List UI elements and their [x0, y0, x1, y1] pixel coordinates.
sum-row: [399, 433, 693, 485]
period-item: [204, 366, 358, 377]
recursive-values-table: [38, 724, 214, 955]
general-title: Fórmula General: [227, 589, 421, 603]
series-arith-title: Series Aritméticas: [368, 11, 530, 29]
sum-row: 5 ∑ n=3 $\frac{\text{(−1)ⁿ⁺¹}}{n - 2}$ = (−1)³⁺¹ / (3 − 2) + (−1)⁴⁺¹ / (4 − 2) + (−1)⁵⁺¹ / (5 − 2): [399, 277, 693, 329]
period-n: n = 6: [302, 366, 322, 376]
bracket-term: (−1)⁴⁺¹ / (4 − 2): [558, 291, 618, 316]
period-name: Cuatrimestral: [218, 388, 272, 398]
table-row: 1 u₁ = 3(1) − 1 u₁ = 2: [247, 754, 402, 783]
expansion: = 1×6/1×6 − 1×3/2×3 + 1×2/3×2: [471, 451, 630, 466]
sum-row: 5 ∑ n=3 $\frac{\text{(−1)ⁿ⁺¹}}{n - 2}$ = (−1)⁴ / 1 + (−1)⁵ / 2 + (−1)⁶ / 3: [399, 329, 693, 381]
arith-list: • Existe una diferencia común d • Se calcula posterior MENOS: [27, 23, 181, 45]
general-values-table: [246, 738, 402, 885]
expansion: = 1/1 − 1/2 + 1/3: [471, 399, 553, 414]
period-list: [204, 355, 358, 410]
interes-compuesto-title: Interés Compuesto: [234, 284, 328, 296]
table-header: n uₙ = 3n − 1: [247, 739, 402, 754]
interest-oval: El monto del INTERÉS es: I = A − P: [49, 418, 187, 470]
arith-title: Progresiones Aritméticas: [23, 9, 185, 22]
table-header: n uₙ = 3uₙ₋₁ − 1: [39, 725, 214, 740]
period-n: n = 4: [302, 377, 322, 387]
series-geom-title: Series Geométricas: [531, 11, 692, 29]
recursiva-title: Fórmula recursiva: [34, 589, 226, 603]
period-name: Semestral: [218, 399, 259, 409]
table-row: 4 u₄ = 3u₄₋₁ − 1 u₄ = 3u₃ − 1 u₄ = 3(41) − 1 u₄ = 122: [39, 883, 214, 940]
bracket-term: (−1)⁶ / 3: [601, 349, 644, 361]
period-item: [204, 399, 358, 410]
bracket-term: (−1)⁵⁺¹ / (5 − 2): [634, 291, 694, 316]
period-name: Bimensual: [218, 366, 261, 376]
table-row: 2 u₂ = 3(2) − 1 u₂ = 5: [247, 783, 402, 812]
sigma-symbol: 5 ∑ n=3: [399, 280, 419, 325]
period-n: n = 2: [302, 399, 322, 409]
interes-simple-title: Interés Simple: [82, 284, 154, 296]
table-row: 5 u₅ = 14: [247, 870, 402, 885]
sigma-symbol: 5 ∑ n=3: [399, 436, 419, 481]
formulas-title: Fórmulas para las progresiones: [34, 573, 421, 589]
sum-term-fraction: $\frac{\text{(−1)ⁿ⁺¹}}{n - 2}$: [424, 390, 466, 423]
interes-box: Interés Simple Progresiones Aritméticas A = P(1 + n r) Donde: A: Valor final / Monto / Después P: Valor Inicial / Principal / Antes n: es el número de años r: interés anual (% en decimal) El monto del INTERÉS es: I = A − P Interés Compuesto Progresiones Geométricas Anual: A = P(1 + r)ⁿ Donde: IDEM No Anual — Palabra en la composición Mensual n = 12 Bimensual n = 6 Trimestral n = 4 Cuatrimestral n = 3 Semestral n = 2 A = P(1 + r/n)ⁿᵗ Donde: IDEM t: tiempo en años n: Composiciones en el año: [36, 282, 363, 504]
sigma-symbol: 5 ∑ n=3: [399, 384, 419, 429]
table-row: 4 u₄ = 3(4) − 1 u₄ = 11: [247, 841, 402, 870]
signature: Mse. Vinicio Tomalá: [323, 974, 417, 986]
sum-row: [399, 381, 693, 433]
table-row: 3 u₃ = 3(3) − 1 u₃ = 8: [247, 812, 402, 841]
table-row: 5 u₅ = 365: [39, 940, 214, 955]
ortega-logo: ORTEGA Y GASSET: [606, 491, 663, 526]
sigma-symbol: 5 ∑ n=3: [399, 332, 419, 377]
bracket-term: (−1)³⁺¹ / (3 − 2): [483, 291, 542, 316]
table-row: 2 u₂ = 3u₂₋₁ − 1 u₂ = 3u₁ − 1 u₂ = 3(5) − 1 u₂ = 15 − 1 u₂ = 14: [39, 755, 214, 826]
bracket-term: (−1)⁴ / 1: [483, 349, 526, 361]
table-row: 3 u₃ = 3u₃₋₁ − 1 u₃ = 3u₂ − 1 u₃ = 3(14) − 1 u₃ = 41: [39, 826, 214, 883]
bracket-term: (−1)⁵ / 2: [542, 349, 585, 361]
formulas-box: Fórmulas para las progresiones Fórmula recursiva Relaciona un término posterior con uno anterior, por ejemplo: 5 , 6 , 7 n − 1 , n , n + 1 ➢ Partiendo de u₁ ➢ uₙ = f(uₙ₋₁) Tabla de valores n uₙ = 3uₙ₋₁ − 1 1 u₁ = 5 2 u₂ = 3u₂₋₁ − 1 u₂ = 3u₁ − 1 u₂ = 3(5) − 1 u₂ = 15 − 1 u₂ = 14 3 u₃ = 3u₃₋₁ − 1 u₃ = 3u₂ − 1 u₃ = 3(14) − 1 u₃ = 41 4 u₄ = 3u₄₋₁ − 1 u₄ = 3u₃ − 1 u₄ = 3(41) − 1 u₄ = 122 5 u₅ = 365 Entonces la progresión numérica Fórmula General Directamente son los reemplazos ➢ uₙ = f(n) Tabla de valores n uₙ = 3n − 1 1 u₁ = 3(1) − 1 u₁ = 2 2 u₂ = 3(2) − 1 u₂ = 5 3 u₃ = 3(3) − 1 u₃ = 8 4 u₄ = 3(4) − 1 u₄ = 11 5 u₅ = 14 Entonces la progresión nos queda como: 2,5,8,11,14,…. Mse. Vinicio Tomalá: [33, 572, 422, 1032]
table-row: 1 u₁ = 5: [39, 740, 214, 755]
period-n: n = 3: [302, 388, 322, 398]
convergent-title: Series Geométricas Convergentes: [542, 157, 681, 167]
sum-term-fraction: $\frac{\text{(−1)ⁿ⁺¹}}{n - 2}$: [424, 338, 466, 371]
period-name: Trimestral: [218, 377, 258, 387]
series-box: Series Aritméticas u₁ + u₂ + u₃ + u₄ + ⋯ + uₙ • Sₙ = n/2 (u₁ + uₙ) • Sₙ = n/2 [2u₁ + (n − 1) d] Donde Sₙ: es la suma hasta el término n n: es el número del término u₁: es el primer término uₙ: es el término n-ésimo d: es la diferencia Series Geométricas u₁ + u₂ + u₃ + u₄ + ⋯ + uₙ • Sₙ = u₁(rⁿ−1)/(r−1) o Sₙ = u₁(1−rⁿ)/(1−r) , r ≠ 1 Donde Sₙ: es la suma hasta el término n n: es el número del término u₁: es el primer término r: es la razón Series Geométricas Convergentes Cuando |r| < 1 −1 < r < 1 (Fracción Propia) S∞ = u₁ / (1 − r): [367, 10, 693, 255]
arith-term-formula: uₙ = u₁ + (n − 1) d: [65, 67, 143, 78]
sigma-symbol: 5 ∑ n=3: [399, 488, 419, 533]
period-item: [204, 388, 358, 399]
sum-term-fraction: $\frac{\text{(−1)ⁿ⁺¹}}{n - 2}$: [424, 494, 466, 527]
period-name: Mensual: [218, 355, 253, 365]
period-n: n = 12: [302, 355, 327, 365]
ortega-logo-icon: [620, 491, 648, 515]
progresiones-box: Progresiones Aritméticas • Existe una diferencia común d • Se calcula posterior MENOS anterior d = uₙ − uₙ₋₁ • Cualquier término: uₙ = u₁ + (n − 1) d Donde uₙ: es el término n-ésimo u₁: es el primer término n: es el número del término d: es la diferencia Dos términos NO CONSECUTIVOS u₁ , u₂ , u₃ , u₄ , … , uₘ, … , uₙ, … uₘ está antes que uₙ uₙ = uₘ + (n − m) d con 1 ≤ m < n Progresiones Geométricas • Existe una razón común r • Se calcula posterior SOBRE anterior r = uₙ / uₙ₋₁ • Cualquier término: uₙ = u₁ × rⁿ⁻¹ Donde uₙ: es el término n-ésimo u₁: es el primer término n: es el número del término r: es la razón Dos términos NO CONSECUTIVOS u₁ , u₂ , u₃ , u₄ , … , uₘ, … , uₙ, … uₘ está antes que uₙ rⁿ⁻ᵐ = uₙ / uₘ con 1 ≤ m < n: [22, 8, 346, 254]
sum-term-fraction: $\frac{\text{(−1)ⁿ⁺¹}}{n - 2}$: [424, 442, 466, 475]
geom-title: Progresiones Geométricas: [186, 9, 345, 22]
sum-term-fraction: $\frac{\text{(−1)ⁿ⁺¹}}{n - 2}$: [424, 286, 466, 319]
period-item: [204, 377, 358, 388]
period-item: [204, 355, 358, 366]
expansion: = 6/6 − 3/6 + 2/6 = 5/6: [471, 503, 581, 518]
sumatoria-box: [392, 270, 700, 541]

================================

> [What is asked]:
Copy everything from the start of the data down to the line containing "bracket-term: (−1)⁴⁺¹ /", with both ends included.

> [Result for this task]:
List UI elements and their [x0, y0, x1, y1] pixel coordinates.
sum-row: [399, 433, 693, 485]
period-item: [204, 366, 358, 377]
recursive-values-table: [38, 724, 214, 955]
general-title: Fórmula General: [227, 589, 421, 603]
series-arith-title: Series Aritméticas: [368, 11, 530, 29]
sum-row: 5 ∑ n=3 $\frac{\text{(−1)ⁿ⁺¹}}{n - 2}$ = (−1)³⁺¹ / (3 − 2) + (−1)⁴⁺¹ / (4 − 2) + (−1)⁵⁺¹ / (5 − 2): [399, 277, 693, 329]
period-n: n = 6: [302, 366, 322, 376]
bracket-term: (−1)⁴⁺¹ / (4 − 2): [558, 291, 618, 316]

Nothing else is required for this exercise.